┌────────

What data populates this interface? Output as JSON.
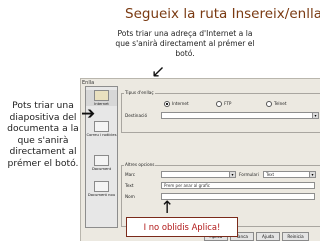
{
  "slide": {
    "title": "Segueix la ruta Insereix/enllaç",
    "subtitle": "Pots triar una adreça d'Internet a la que s'anirà directament al prémer el botó.",
    "left_note": "Pots triar una diapositiva del documenta a la que s'anirà directament al prémer el botó.",
    "callout": "I no oblidis Aplica!"
  },
  "dialog": {
    "title": "Enlla",
    "sidebar": [
      {
        "label": "Internet",
        "icon": "globe-icon"
      },
      {
        "label": "Correu i notícies",
        "icon": "mail-icon"
      },
      {
        "label": "Document",
        "icon": "document-icon"
      },
      {
        "label": "Document nou",
        "icon": "new-document-icon"
      }
    ],
    "hyperlink_group": "Tipus d'enllaç",
    "radios": [
      "Internet",
      "FTP",
      "Telnet"
    ],
    "target_label": "Destinació",
    "further_group": "Altres opcions",
    "frame_label": "Marc",
    "form_label": "Formulari",
    "form_value": "Text",
    "text_label": "Text",
    "text_value": "Prem per anar al grafic",
    "name_label": "Nom",
    "buttons": {
      "apply": "Aplica",
      "close": "Tanca",
      "help": "Ajuda",
      "back": "Reinicia"
    }
  }
}
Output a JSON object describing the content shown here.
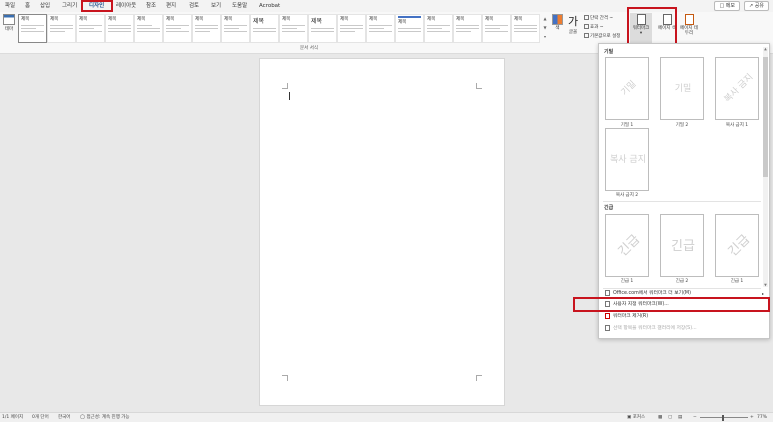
{
  "menubar": {
    "items": [
      "파일",
      "홈",
      "삽입",
      "그리기",
      "디자인",
      "레이아웃",
      "참조",
      "편지",
      "검토",
      "보기",
      "도움말",
      "Acrobat"
    ],
    "active": "디자인",
    "memo_label": "메모",
    "share_label": "공유"
  },
  "ribbon": {
    "theme_label": "테마",
    "gallery_label": "문서 서식",
    "thumb_texts": [
      "제목",
      "제목",
      "제목",
      "제목",
      "제목",
      "제목",
      "제목",
      "제목",
      "제목",
      "제목",
      "제목",
      "제목",
      "제목",
      "제목",
      "제목",
      "제목",
      "제목",
      "제목"
    ],
    "colors_label": "색",
    "fonts_glyph": "가",
    "fonts_label": "글꼴",
    "paragraph_spacing": "단락 간격 ~",
    "effects": "효과 ~",
    "set_default": "기본값으로 설정",
    "watermark_label": "워터마크",
    "page_color_label": "페이지 색",
    "page_border_label": "페이지 테두리"
  },
  "watermark_menu": {
    "section1_title": "기밀",
    "section2_title": "긴급",
    "items": [
      {
        "text": "기밀",
        "label": "기밀 1"
      },
      {
        "text": "기밀",
        "label": "기밀 2"
      },
      {
        "text": "복사 금지",
        "label": "복사 금지 1"
      },
      {
        "text": "복사 금지",
        "label": "복사 금지 2"
      },
      {
        "text": "긴급",
        "label": "긴급 1"
      },
      {
        "text": "긴급",
        "label": "긴급 2"
      },
      {
        "text": "긴급",
        "label": "긴급 1"
      }
    ],
    "more_label": "Office.com에서 워터마크 더 보기(M)",
    "custom_label": "사용자 지정 워터마크(W)...",
    "remove_label": "워터마크 제거(R)",
    "save_label": "선택 항목을 워터마크 갤러리에 저장(S)..."
  },
  "statusbar": {
    "page": "1/1 페이지",
    "words": "0개 단어",
    "language": "한국어",
    "accessibility": "접근성: 계속 진행 가능",
    "focus": "포커스",
    "zoom": "77%"
  },
  "colors": {
    "accent": "#1f4e8c",
    "highlight_box": "#c8141e"
  }
}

└────────

Filter the entries and copy out every line with the word "Internet".

> [CORRECT RESPONSE]:
    "subtitle": "Pots triar una adreça d'Internet a la que s'anirà directament al prémer el botó.",
        "label": "Internet",
      "Internet",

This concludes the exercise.